Your objective –
Reproduce every record exactly as it appears, but not the pictures.

-- start Data supplied --

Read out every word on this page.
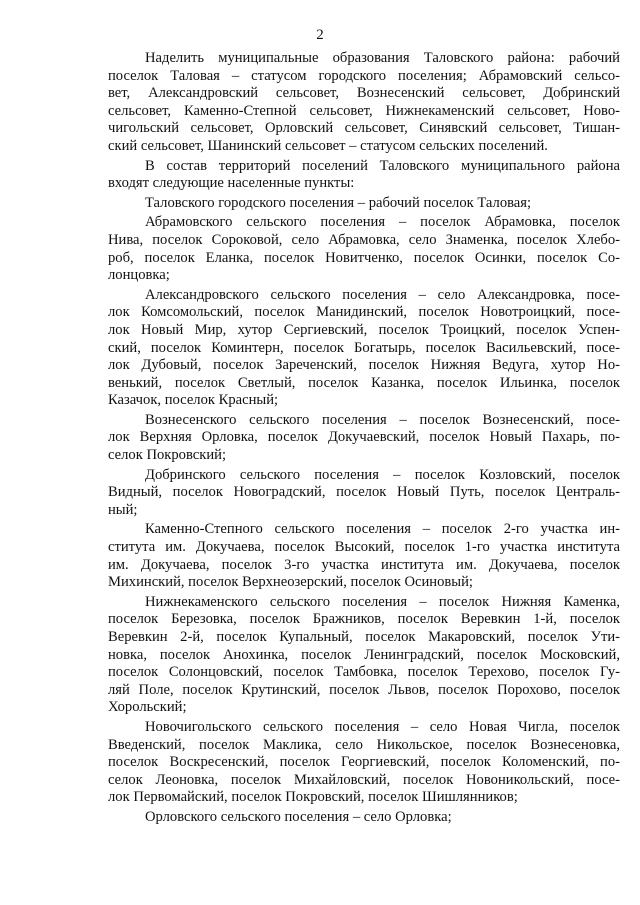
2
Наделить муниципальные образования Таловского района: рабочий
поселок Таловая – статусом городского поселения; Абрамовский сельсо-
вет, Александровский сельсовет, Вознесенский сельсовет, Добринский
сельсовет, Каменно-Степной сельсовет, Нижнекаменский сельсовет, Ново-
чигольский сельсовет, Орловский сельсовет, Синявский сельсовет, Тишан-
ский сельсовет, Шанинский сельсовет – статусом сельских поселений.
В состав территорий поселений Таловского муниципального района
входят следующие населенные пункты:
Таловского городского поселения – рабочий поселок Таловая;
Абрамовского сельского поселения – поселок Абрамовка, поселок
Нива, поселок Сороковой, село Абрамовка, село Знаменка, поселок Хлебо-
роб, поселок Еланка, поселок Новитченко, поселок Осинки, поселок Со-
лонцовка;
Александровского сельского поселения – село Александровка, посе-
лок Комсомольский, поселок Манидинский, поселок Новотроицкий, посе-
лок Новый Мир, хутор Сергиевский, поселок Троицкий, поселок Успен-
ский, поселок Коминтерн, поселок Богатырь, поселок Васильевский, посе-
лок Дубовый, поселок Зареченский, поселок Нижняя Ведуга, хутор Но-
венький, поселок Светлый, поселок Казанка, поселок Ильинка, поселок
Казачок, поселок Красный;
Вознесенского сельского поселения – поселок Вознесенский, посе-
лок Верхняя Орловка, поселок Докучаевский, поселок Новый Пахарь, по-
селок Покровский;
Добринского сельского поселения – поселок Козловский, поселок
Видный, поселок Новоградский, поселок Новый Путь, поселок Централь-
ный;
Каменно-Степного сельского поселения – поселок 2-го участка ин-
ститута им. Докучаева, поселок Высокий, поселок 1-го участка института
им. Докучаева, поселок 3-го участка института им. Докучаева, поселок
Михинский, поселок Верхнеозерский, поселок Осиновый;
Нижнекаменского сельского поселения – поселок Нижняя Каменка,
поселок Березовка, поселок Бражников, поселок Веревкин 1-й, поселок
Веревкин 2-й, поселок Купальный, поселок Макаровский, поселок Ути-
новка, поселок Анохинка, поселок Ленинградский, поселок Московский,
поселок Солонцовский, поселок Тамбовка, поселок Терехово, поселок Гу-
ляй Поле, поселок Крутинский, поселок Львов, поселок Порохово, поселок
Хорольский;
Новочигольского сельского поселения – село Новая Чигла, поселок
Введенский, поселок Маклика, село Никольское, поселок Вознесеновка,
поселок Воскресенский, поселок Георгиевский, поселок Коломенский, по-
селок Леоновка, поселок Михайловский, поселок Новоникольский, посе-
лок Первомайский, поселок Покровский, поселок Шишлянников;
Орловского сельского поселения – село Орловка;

-- end Data supplied --

Response for this exercise –
Read out every word on this page.
2
Наделить муниципальные образования Таловского района: рабочий
поселок Таловая – статусом городского поселения; Абрамовский сельсо-
вет, Александровский сельсовет, Вознесенский сельсовет, Добринский
сельсовет, Каменно-Степной сельсовет, Нижнекаменский сельсовет, Ново-
чигольский сельсовет, Орловский сельсовет, Синявский сельсовет, Тишан-
ский сельсовет, Шанинский сельсовет – статусом сельских поселений.
В состав территорий поселений Таловского муниципального района
входят следующие населенные пункты:
Таловского городского поселения – рабочий поселок Таловая;
Абрамовского сельского поселения – поселок Абрамовка, поселок
Нива, поселок Сороковой, село Абрамовка, село Знаменка, поселок Хлебо-
роб, поселок Еланка, поселок Новитченко, поселок Осинки, поселок Со-
лонцовка;
Александровского сельского поселения – село Александровка, посе-
лок Комсомольский, поселок Манидинский, поселок Новотроицкий, посе-
лок Новый Мир, хутор Сергиевский, поселок Троицкий, поселок Успен-
ский, поселок Коминтерн, поселок Богатырь, поселок Васильевский, посе-
лок Дубовый, поселок Зареченский, поселок Нижняя Ведуга, хутор Но-
венький, поселок Светлый, поселок Казанка, поселок Ильинка, поселок
Казачок, поселок Красный;
Вознесенского сельского поселения – поселок Вознесенский, посе-
лок Верхняя Орловка, поселок Докучаевский, поселок Новый Пахарь, по-
селок Покровский;
Добринского сельского поселения – поселок Козловский, поселок
Видный, поселок Новоградский, поселок Новый Путь, поселок Централь-
ный;
Каменно-Степного сельского поселения – поселок 2-го участка ин-
ститута им. Докучаева, поселок Высокий, поселок 1-го участка института
им. Докучаева, поселок 3-го участка института им. Докучаева, поселок
Михинский, поселок Верхнеозерский, поселок Осиновый;
Нижнекаменского сельского поселения – поселок Нижняя Каменка,
поселок Березовка, поселок Бражников, поселок Веревкин 1-й, поселок
Веревкин 2-й, поселок Купальный, поселок Макаровский, поселок Ути-
новка, поселок Анохинка, поселок Ленинградский, поселок Московский,
поселок Солонцовский, поселок Тамбовка, поселок Терехово, поселок Гу-
ляй Поле, поселок Крутинский, поселок Львов, поселок Порохово, поселок
Хорольский;
Новочигольского сельского поселения – село Новая Чигла, поселок
Введенский, поселок Маклика, село Никольское, поселок Вознесеновка,
поселок Воскресенский, поселок Георгиевский, поселок Коломенский, по-
селок Леоновка, поселок Михайловский, поселок Новоникольский, посе-
лок Первомайский, поселок Покровский, поселок Шишлянников;
Орловского сельского поселения – село Орловка;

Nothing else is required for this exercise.